- **Your instructions**:
Find the string "integrated" in the entries and copy each line that has it.

- **Provided records**:

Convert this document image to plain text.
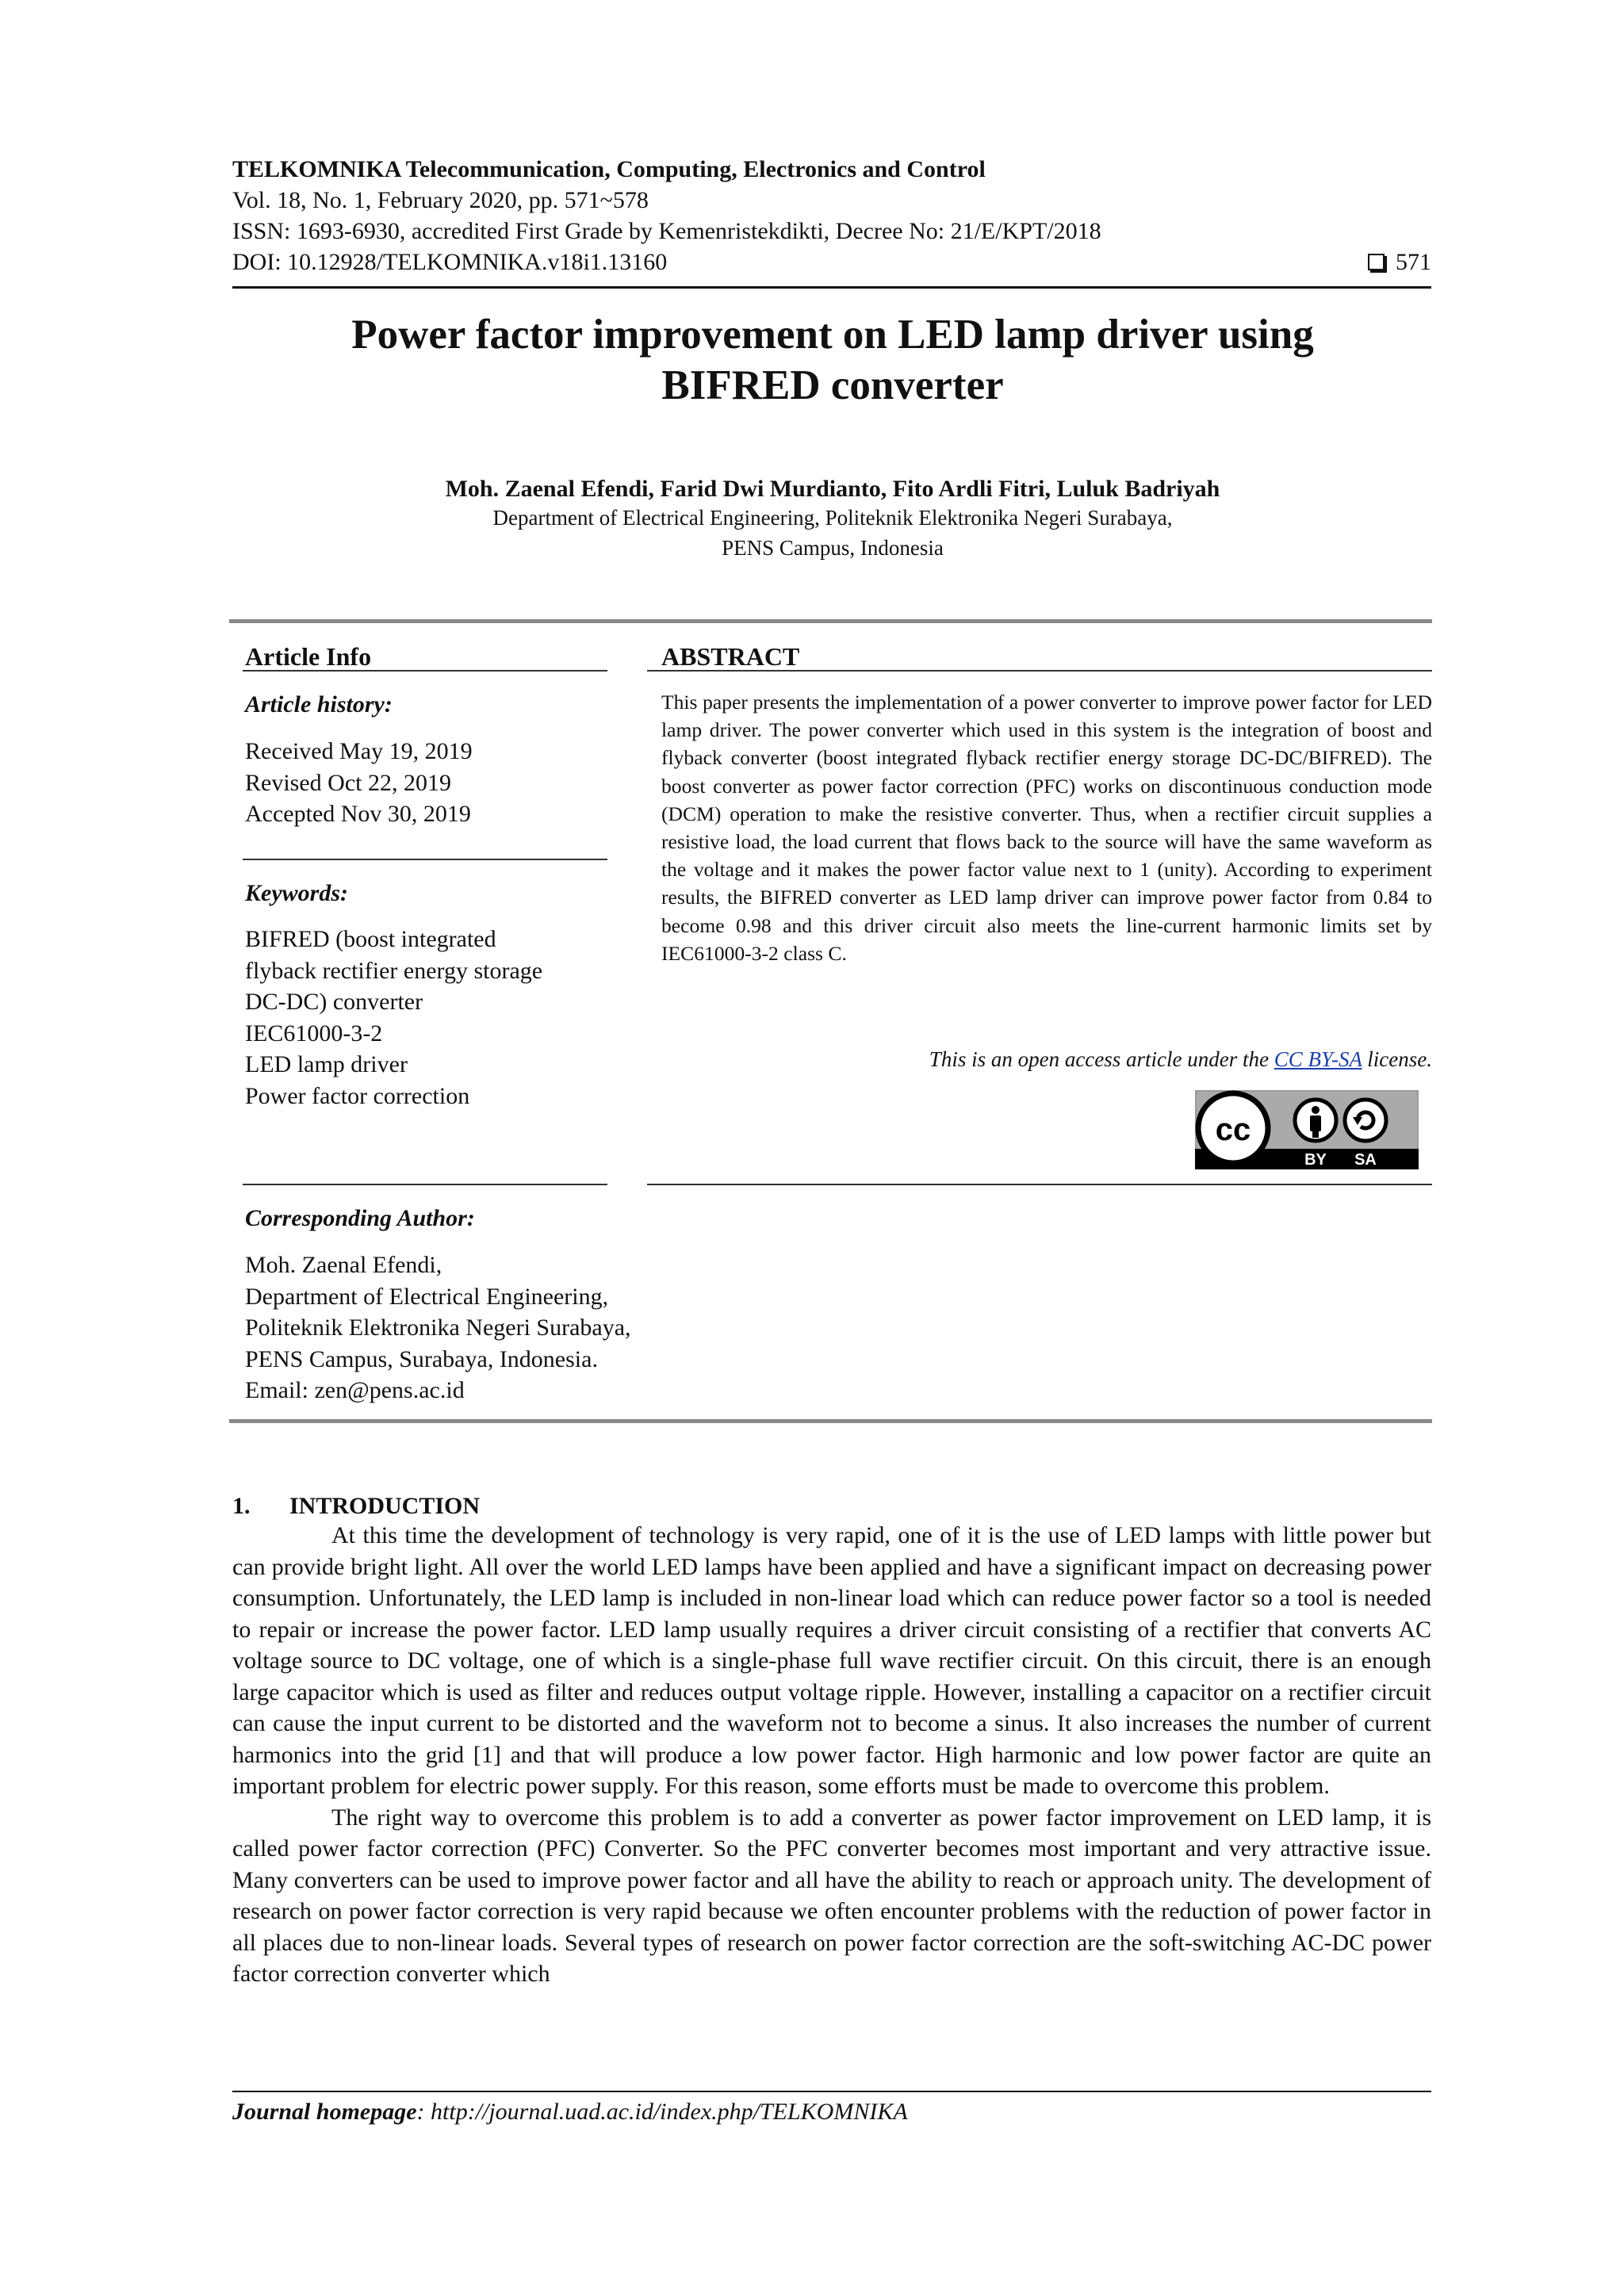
TELKOMNIKA Telecommunication, Computing, Electronics and Control
Vol. 18, No. 1, February 2020, pp. 571~578
ISSN: 1693-6930, accredited First Grade by Kemenristekdikti, Decree No: 21/E/KPT/2018
DOI: 10.12928/TELKOMNIKA.v18i1.13160	571
Power factor improvement on LED lamp driver using
BIFRED converter
Moh. Zaenal Efendi, Farid Dwi Murdianto, Fito Ardli Fitri, Luluk Badriyah
Department of Electrical Engineering, Politeknik Elektronika Negeri Surabaya,
PENS Campus, Indonesia
Article Info
Article history:
Received May 19, 2019
Revised Oct 22, 2019
Accepted Nov 30, 2019
Keywords:
BIFRED (boost integrated
flyback rectifier energy storage
DC-DC) converter
IEC61000-3-2
LED lamp driver
Power factor correction
Corresponding Author:
Moh. Zaenal Efendi,
Department of Electrical Engineering,
Politeknik Elektronika Negeri Surabaya,
PENS Campus, Surabaya, Indonesia.
Email: zen@pens.ac.id
ABSTRACT
This paper presents the implementation of a power converter to improve power factor for LED lamp driver. The power converter which used in this system is the integration of boost and flyback converter (boost integrated flyback rectifier energy storage DC-DC/BIFRED). The boost converter as power factor correction (PFC) works on discontinuous conduction mode (DCM) operation to make the resistive converter. Thus, when a rectifier circuit supplies a resistive load, the load current that flows back to the source will have the same waveform as the voltage and it makes the power factor value next to 1 (unity). According to experiment results, the BIFRED converter as LED lamp driver can improve power factor from 0.84 to become 0.98 and this driver circuit also meets the line-current harmonic limits set by IEC61000-3-2 class C.
This is an open access article under the CC BY-SA license.
cc
BY SA
1. INTRODUCTION

At this time the development of technology is very rapid, one of it is the use of LED lamps with little power but can provide bright light. All over the world LED lamps have been applied and have a significant impact on decreasing power consumption. Unfortunately, the LED lamp is included in non-linear load which can reduce power factor so a tool is needed to repair or increase the power factor. LED lamp usually requires a driver circuit consisting of a rectifier that converts AC voltage source to DC voltage, one of which is a single-phase full wave rectifier circuit. On this circuit, there is an enough large capacitor which is used as filter and reduces output voltage ripple. However, installing a capacitor on a rectifier circuit can cause the input current to be distorted and the waveform not to become a sinus. It also increases the number of current harmonics into the grid [1] and that will produce a low power factor. High harmonic and low power factor are quite an important problem for electric power supply. For this reason, some efforts must be made to overcome this problem.

The right way to overcome this problem is to add a converter as power factor improvement on LED lamp, it is called power factor correction (PFC) Converter. So the PFC converter becomes most important and very attractive issue. Many converters can be used to improve power factor and all have the ability to reach or approach unity. The development of research on power factor correction is very rapid because we often encounter problems with the reduction of power factor in all places due to non-linear loads. Several types of research on power factor correction are the soft-switching AC-DC power factor correction converter which

Journal homepage: http://journal.uad.ac.id/index.php/TELKOMNIKA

- **Response to the task**:
BIFRED (boost integrated
This paper presents the implementation of a power converter to improve power factor for LED lamp driver. The power converter which used in this system is the integration of boost and flyback converter (boost integrated flyback rectifier energy storage DC-DC/BIFRED). The boost converter as power factor correction (PFC) works on discontinuous conduction mode (DCM) operation to make the resistive converter. Thus, when a rectifier circuit supplies a resistive load, the load current that flows back to the source will have the same waveform as the voltage and it makes the power factor value next to 1 (unity). According to experiment results, the BIFRED converter as LED lamp driver can improve power factor from 0.84 to become 0.98 and this driver circuit also meets the line-current harmonic limits set by IEC61000-3-2 class C.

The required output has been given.